* [OBJECTIVE] Write out the full listing again, exactly as it stands.

□ □ □ □

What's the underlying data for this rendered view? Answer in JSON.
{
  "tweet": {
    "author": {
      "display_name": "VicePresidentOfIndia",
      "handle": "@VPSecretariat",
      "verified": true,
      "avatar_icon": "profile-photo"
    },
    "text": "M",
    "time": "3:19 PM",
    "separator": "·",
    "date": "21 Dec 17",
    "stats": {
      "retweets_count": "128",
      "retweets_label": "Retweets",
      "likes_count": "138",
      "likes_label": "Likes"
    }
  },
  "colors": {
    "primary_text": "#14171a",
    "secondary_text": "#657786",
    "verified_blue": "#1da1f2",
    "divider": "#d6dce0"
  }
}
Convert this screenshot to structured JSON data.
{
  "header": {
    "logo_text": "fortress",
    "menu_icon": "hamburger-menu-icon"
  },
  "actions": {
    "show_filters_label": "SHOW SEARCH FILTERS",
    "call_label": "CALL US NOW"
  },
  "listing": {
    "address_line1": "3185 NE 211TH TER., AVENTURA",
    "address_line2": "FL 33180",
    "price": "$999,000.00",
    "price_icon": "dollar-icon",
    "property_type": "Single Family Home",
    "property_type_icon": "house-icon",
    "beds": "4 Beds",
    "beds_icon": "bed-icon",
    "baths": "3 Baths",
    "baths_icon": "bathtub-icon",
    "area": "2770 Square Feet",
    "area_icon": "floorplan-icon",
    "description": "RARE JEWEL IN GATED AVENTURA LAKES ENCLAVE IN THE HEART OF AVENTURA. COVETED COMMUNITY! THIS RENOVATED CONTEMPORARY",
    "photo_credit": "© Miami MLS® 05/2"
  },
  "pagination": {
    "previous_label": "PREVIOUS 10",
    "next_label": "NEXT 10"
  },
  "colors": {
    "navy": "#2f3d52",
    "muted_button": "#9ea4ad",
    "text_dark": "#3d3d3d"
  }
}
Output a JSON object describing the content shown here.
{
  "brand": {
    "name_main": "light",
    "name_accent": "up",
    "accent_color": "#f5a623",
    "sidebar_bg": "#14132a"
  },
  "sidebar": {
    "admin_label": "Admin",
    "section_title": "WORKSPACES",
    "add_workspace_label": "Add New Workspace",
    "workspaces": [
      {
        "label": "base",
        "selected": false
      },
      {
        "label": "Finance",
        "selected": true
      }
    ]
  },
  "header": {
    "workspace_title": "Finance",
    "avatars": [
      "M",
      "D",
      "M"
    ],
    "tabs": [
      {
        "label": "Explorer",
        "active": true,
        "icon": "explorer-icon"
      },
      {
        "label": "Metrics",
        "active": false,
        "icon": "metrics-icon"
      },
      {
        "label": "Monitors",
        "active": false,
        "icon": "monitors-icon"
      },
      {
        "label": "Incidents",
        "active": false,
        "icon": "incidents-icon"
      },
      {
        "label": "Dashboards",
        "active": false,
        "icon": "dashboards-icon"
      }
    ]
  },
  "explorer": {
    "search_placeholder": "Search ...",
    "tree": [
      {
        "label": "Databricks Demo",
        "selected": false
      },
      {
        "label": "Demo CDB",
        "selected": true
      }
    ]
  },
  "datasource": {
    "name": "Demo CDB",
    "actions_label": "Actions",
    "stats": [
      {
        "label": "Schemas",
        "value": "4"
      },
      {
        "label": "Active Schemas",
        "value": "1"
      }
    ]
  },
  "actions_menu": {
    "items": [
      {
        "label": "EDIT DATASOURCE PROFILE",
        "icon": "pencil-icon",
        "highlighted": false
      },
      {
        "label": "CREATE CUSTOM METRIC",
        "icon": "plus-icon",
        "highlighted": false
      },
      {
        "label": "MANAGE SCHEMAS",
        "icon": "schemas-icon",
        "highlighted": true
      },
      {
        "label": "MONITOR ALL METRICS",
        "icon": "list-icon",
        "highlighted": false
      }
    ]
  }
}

□ □ □ □

* [THE REPLY]
What's the underlying data for this rendered view? Answer in JSON.
{
  "tweet": {
    "author": {
      "display_name": "VicePresidentOfIndia",
      "handle": "@VPSecretariat",
      "verified": true,
      "avatar_icon": "profile-photo"
    },
    "text": "M",
    "time": "3:19 PM",
    "separator": "·",
    "date": "21 Dec 17",
    "stats": {
      "retweets_count": "128",
      "retweets_label": "Retweets",
      "likes_count": "138",
      "likes_label": "Likes"
    }
  },
  "colors": {
    "primary_text": "#14171a",
    "secondary_text": "#657786",
    "verified_blue": "#1da1f2",
    "divider": "#d6dce0"
  }
}
Convert this screenshot to structured JSON data.
{
  "header": {
    "logo_text": "fortress",
    "menu_icon": "hamburger-menu-icon"
  },
  "actions": {
    "show_filters_label": "SHOW SEARCH FILTERS",
    "call_label": "CALL US NOW"
  },
  "listing": {
    "address_line1": "3185 NE 211TH TER., AVENTURA",
    "address_line2": "FL 33180",
    "price": "$999,000.00",
    "price_icon": "dollar-icon",
    "property_type": "Single Family Home",
    "property_type_icon": "house-icon",
    "beds": "4 Beds",
    "beds_icon": "bed-icon",
    "baths": "3 Baths",
    "baths_icon": "bathtub-icon",
    "area": "2770 Square Feet",
    "area_icon": "floorplan-icon",
    "description": "RARE JEWEL IN GATED AVENTURA LAKES ENCLAVE IN THE HEART OF AVENTURA. COVETED COMMUNITY! THIS RENOVATED CONTEMPORARY",
    "photo_credit": "© Miami MLS® 05/2"
  },
  "pagination": {
    "previous_label": "PREVIOUS 10",
    "next_label": "NEXT 10"
  },
  "colors": {
    "navy": "#2f3d52",
    "muted_button": "#9ea4ad",
    "text_dark": "#3d3d3d"
  }
}
Output a JSON object describing the content shown here.
{
  "brand": {
    "name_main": "light",
    "name_accent": "up",
    "accent_color": "#f5a623",
    "sidebar_bg": "#14132a"
  },
  "sidebar": {
    "admin_label": "Admin",
    "section_title": "WORKSPACES",
    "add_workspace_label": "Add New Workspace",
    "workspaces": [
      {
        "label": "base",
        "selected": false
      },
      {
        "label": "Finance",
        "selected": true
      }
    ]
  },
  "header": {
    "workspace_title": "Finance",
    "avatars": [
      "M",
      "D",
      "M"
    ],
    "tabs": [
      {
        "label": "Explorer",
        "active": true,
        "icon": "explorer-icon"
      },
      {
        "label": "Metrics",
        "active": false,
        "icon": "metrics-icon"
      },
      {
        "label": "Monitors",
        "active": false,
        "icon": "monitors-icon"
      },
      {
        "label": "Incidents",
        "active": false,
        "icon": "incidents-icon"
      },
      {
        "label": "Dashboards",
        "active": false,
        "icon": "dashboards-icon"
      }
    ]
  },
  "explorer": {
    "search_placeholder": "Search ...",
    "tree": [
      {
        "label": "Databricks Demo",
        "selected": false
      },
      {
        "label": "Demo CDB",
        "selected": true
      }
    ]
  },
  "datasource": {
    "name": "Demo CDB",
    "actions_label": "Actions",
    "stats": [
      {
        "label": "Schemas",
        "value": "4"
      },
      {
        "label": "Active Schemas",
        "value": "1"
      }
    ]
  },
  "actions_menu": {
    "items": [
      {
        "label": "EDIT DATASOURCE PROFILE",
        "icon": "pencil-icon",
        "highlighted": false
      },
      {
        "label": "CREATE CUSTOM METRIC",
        "icon": "plus-icon",
        "highlighted": false
      },
      {
        "label": "MANAGE SCHEMAS",
        "icon": "schemas-icon",
        "highlighted": true
      },
      {
        "label": "MONITOR ALL METRICS",
        "icon": "list-icon",
        "highlighted": false
      }
    ]
  }
}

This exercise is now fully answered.